**Prompt**
Output all of the entries exactly as written.

**Dataset records**
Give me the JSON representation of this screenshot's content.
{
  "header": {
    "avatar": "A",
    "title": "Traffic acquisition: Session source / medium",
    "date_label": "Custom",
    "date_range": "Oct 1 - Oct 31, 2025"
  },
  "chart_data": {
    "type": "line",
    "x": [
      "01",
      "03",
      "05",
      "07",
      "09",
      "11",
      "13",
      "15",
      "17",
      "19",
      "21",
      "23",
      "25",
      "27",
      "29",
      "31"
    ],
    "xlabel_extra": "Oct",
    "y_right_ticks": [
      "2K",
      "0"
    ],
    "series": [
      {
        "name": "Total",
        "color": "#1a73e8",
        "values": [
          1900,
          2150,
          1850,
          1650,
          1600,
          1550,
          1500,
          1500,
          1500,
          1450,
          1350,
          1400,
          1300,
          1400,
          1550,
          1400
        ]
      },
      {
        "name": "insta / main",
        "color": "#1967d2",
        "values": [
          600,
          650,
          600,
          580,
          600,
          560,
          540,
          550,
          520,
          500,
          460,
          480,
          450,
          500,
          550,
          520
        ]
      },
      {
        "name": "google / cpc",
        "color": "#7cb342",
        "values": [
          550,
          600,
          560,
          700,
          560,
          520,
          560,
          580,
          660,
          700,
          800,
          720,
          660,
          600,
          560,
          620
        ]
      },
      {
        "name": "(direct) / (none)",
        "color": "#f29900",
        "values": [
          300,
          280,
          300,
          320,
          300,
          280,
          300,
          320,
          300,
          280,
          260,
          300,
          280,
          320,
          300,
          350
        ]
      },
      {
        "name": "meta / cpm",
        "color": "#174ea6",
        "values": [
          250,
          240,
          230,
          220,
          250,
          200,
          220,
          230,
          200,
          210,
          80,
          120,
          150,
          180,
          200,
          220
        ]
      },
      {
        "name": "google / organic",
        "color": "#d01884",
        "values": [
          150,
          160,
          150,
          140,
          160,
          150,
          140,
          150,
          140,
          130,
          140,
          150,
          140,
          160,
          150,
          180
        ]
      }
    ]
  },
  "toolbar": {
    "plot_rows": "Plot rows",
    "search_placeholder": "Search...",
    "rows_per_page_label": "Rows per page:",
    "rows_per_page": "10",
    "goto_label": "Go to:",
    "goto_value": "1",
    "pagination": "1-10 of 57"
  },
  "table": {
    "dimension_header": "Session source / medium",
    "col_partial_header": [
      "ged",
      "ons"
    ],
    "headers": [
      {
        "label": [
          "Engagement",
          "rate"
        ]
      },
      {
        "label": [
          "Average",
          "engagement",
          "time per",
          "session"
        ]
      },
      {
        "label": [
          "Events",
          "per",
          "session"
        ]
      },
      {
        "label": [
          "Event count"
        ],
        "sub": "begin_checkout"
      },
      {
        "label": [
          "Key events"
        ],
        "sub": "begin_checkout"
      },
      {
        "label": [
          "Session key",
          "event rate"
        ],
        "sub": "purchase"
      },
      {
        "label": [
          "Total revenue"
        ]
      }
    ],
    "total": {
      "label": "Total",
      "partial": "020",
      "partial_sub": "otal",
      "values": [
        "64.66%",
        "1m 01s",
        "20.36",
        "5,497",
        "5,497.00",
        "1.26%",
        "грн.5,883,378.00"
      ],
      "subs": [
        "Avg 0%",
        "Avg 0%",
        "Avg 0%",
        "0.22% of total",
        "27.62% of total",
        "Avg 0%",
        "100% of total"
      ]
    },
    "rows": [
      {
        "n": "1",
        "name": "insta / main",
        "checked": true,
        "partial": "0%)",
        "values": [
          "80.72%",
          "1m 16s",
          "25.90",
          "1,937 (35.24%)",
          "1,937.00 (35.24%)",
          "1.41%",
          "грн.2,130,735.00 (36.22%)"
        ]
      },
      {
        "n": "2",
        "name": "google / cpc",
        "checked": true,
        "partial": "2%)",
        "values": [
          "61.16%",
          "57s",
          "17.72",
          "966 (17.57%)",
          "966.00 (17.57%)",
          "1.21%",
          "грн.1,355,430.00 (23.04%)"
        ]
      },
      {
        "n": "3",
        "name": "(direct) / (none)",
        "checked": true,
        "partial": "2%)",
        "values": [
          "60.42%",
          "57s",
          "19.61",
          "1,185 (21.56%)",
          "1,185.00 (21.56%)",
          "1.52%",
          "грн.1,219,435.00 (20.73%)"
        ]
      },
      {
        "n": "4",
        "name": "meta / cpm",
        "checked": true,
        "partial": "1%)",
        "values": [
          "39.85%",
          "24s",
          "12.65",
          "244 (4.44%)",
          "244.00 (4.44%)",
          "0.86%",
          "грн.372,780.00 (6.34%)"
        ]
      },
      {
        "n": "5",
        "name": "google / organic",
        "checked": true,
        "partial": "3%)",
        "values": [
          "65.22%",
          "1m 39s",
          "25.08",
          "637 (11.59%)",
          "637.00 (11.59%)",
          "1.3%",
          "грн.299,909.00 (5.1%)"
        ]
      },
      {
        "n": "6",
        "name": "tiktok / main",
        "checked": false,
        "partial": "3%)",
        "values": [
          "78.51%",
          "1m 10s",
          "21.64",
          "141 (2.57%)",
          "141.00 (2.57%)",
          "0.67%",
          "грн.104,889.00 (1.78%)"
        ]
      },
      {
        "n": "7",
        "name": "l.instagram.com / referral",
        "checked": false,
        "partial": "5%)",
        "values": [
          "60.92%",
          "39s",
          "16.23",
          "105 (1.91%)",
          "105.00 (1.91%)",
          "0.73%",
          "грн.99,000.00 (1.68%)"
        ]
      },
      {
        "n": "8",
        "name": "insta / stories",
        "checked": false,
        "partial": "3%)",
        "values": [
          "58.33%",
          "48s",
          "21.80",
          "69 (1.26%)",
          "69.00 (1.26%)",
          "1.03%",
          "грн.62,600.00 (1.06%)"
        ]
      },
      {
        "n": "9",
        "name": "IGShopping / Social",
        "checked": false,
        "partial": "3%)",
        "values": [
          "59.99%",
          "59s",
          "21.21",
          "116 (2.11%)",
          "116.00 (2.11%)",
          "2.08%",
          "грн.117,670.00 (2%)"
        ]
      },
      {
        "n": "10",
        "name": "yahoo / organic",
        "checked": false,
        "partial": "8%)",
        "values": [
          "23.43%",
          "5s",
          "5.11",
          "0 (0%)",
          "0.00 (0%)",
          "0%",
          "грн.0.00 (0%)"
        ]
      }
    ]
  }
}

**Output of the task**
Give me the JSON representation of this screenshot's content.
{
  "header": {
    "avatar": "A",
    "title": "Traffic acquisition: Session source / medium",
    "date_label": "Custom",
    "date_range": "Oct 1 - Oct 31, 2025"
  },
  "chart_data": {
    "type": "line",
    "x": [
      "01",
      "03",
      "05",
      "07",
      "09",
      "11",
      "13",
      "15",
      "17",
      "19",
      "21",
      "23",
      "25",
      "27",
      "29",
      "31"
    ],
    "xlabel_extra": "Oct",
    "y_right_ticks": [
      "2K",
      "0"
    ],
    "series": [
      {
        "name": "Total",
        "color": "#1a73e8",
        "values": [
          1900,
          2150,
          1850,
          1650,
          1600,
          1550,
          1500,
          1500,
          1500,
          1450,
          1350,
          1400,
          1300,
          1400,
          1550,
          1400
        ]
      },
      {
        "name": "insta / main",
        "color": "#1967d2",
        "values": [
          600,
          650,
          600,
          580,
          600,
          560,
          540,
          550,
          520,
          500,
          460,
          480,
          450,
          500,
          550,
          520
        ]
      },
      {
        "name": "google / cpc",
        "color": "#7cb342",
        "values": [
          550,
          600,
          560,
          700,
          560,
          520,
          560,
          580,
          660,
          700,
          800,
          720,
          660,
          600,
          560,
          620
        ]
      },
      {
        "name": "(direct) / (none)",
        "color": "#f29900",
        "values": [
          300,
          280,
          300,
          320,
          300,
          280,
          300,
          320,
          300,
          280,
          260,
          300,
          280,
          320,
          300,
          350
        ]
      },
      {
        "name": "meta / cpm",
        "color": "#174ea6",
        "values": [
          250,
          240,
          230,
          220,
          250,
          200,
          220,
          230,
          200,
          210,
          80,
          120,
          150,
          180,
          200,
          220
        ]
      },
      {
        "name": "google / organic",
        "color": "#d01884",
        "values": [
          150,
          160,
          150,
          140,
          160,
          150,
          140,
          150,
          140,
          130,
          140,
          150,
          140,
          160,
          150,
          180
        ]
      }
    ]
  },
  "toolbar": {
    "plot_rows": "Plot rows",
    "search_placeholder": "Search...",
    "rows_per_page_label": "Rows per page:",
    "rows_per_page": "10",
    "goto_label": "Go to:",
    "goto_value": "1",
    "pagination": "1-10 of 57"
  },
  "table": {
    "dimension_header": "Session source / medium",
    "col_partial_header": [
      "ged",
      "ons"
    ],
    "headers": [
      {
        "label": [
          "Engagement",
          "rate"
        ]
      },
      {
        "label": [
          "Average",
          "engagement",
          "time per",
          "session"
        ]
      },
      {
        "label": [
          "Events",
          "per",
          "session"
        ]
      },
      {
        "label": [
          "Event count"
        ],
        "sub": "begin_checkout"
      },
      {
        "label": [
          "Key events"
        ],
        "sub": "begin_checkout"
      },
      {
        "label": [
          "Session key",
          "event rate"
        ],
        "sub": "purchase"
      },
      {
        "label": [
          "Total revenue"
        ]
      }
    ],
    "total": {
      "label": "Total",
      "partial": "020",
      "partial_sub": "otal",
      "values": [
        "64.66%",
        "1m 01s",
        "20.36",
        "5,497",
        "5,497.00",
        "1.26%",
        "грн.5,883,378.00"
      ],
      "subs": [
        "Avg 0%",
        "Avg 0%",
        "Avg 0%",
        "0.22% of total",
        "27.62% of total",
        "Avg 0%",
        "100% of total"
      ]
    },
    "rows": [
      {
        "n": "1",
        "name": "insta / main",
        "checked": true,
        "partial": "0%)",
        "values": [
          "80.72%",
          "1m 16s",
          "25.90",
          "1,937 (35.24%)",
          "1,937.00 (35.24%)",
          "1.41%",
          "грн.2,130,735.00 (36.22%)"
        ]
      },
      {
        "n": "2",
        "name": "google / cpc",
        "checked": true,
        "partial": "2%)",
        "values": [
          "61.16%",
          "57s",
          "17.72",
          "966 (17.57%)",
          "966.00 (17.57%)",
          "1.21%",
          "грн.1,355,430.00 (23.04%)"
        ]
      },
      {
        "n": "3",
        "name": "(direct) / (none)",
        "checked": true,
        "partial": "2%)",
        "values": [
          "60.42%",
          "57s",
          "19.61",
          "1,185 (21.56%)",
          "1,185.00 (21.56%)",
          "1.52%",
          "грн.1,219,435.00 (20.73%)"
        ]
      },
      {
        "n": "4",
        "name": "meta / cpm",
        "checked": true,
        "partial": "1%)",
        "values": [
          "39.85%",
          "24s",
          "12.65",
          "244 (4.44%)",
          "244.00 (4.44%)",
          "0.86%",
          "грн.372,780.00 (6.34%)"
        ]
      },
      {
        "n": "5",
        "name": "google / organic",
        "checked": true,
        "partial": "3%)",
        "values": [
          "65.22%",
          "1m 39s",
          "25.08",
          "637 (11.59%)",
          "637.00 (11.59%)",
          "1.3%",
          "грн.299,909.00 (5.1%)"
        ]
      },
      {
        "n": "6",
        "name": "tiktok / main",
        "checked": false,
        "partial": "3%)",
        "values": [
          "78.51%",
          "1m 10s",
          "21.64",
          "141 (2.57%)",
          "141.00 (2.57%)",
          "0.67%",
          "грн.104,889.00 (1.78%)"
        ]
      },
      {
        "n": "7",
        "name": "l.instagram.com / referral",
        "checked": false,
        "partial": "5%)",
        "values": [
          "60.92%",
          "39s",
          "16.23",
          "105 (1.91%)",
          "105.00 (1.91%)",
          "0.73%",
          "грн.99,000.00 (1.68%)"
        ]
      },
      {
        "n": "8",
        "name": "insta / stories",
        "checked": false,
        "partial": "3%)",
        "values": [
          "58.33%",
          "48s",
          "21.80",
          "69 (1.26%)",
          "69.00 (1.26%)",
          "1.03%",
          "грн.62,600.00 (1.06%)"
        ]
      },
      {
        "n": "9",
        "name": "IGShopping / Social",
        "checked": false,
        "partial": "3%)",
        "values": [
          "59.99%",
          "59s",
          "21.21",
          "116 (2.11%)",
          "116.00 (2.11%)",
          "2.08%",
          "грн.117,670.00 (2%)"
        ]
      },
      {
        "n": "10",
        "name": "yahoo / organic",
        "checked": false,
        "partial": "8%)",
        "values": [
          "23.43%",
          "5s",
          "5.11",
          "0 (0%)",
          "0.00 (0%)",
          "0%",
          "грн.0.00 (0%)"
        ]
      }
    ]
  }
}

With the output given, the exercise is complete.